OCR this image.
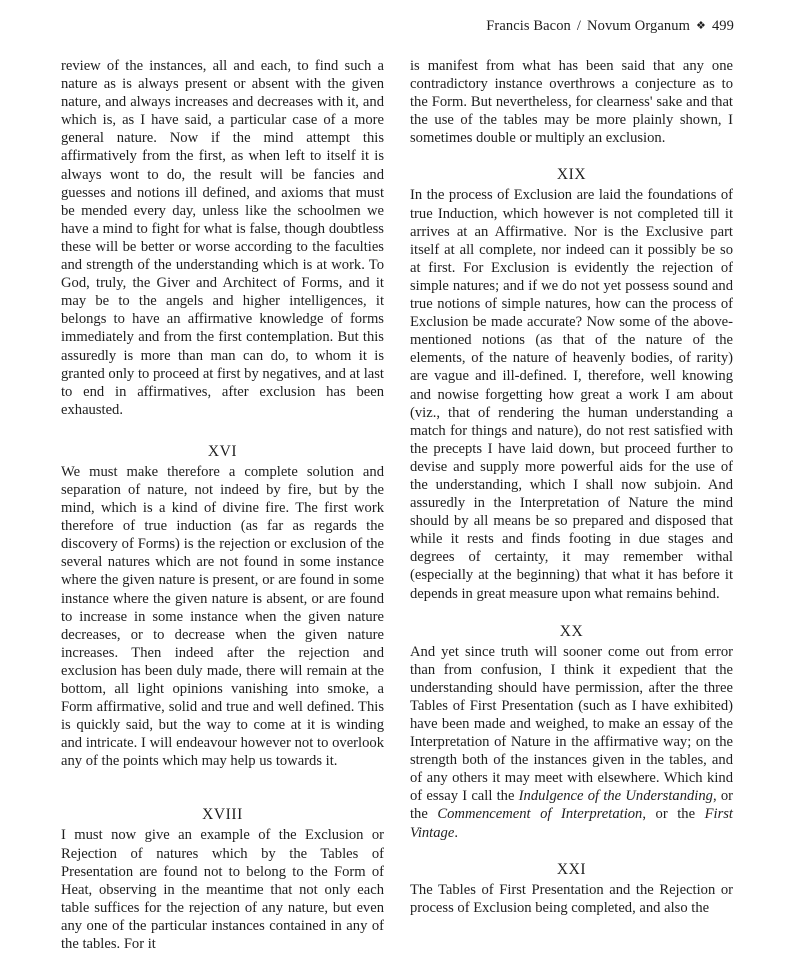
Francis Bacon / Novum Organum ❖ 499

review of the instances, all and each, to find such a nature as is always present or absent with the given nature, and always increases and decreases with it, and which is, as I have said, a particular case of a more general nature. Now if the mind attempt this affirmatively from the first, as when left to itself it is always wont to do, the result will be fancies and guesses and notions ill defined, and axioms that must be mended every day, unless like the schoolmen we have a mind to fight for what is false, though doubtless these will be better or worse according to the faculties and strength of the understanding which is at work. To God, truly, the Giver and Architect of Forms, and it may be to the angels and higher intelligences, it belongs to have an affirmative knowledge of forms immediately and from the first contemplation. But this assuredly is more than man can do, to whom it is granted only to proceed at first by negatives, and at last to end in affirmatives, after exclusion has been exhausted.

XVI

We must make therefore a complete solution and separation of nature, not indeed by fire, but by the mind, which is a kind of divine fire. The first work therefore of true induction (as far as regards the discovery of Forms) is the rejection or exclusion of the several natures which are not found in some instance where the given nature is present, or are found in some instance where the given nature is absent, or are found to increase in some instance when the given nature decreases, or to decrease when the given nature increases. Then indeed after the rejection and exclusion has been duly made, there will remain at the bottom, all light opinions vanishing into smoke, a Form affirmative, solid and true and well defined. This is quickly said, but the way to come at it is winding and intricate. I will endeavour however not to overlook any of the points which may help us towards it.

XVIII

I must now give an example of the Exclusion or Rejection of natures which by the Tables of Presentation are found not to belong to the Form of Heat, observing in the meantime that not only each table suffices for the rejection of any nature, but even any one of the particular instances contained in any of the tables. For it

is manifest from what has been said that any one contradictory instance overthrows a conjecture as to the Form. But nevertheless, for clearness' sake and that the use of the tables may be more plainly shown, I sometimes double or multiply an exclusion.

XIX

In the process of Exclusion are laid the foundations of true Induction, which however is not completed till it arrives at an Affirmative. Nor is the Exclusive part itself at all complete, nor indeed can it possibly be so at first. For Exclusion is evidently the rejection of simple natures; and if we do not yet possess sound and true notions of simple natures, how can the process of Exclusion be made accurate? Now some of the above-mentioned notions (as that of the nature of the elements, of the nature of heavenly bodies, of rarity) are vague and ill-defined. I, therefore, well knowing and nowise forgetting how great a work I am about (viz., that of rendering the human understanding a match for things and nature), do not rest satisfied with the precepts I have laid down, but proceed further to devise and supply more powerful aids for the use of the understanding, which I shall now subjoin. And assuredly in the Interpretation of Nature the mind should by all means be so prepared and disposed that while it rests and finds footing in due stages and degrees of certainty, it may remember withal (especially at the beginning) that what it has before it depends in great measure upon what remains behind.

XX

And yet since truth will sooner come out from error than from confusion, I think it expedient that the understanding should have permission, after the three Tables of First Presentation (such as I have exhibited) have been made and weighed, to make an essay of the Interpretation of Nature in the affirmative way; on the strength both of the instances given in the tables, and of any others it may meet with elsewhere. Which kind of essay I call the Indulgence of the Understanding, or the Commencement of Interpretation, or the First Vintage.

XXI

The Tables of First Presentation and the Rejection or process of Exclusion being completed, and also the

=======

» **Requirement**:
Return each line that includes "completed".

» **Output for this task**:
In the process of Exclusion are laid the foundations of true Induction, which however is not completed till it arrives at an Affirmative. Nor is the Exclusive part itself at all complete, nor indeed can it possibly be so at first. For Exclusion is evidently the rejection of simple natures; and if we do not yet possess sound and true notions of simple natures, how can the process of Exclusion be made accurate? Now some of the above-mentioned notions (as that of the nature of the elements, of the nature of heavenly bodies, of rarity) are vague and ill-defined. I, therefore, well knowing and nowise forgetting how great a work I am about (viz., that of rendering the human understanding a match for things and nature), do not rest satisfied with the precepts I have laid down, but proceed further to devise and supply more powerful aids for the use of the understanding, which I shall now subjoin. And assuredly in the Interpretation of Nature the mind should by all means be so prepared and disposed that while it rests and finds footing in due stages and degrees of certainty, it may remember withal (especially at the beginning) that what it has before it depends in great measure upon what remains behind.
The Tables of First Presentation and the Rejection or process of Exclusion being completed, and also the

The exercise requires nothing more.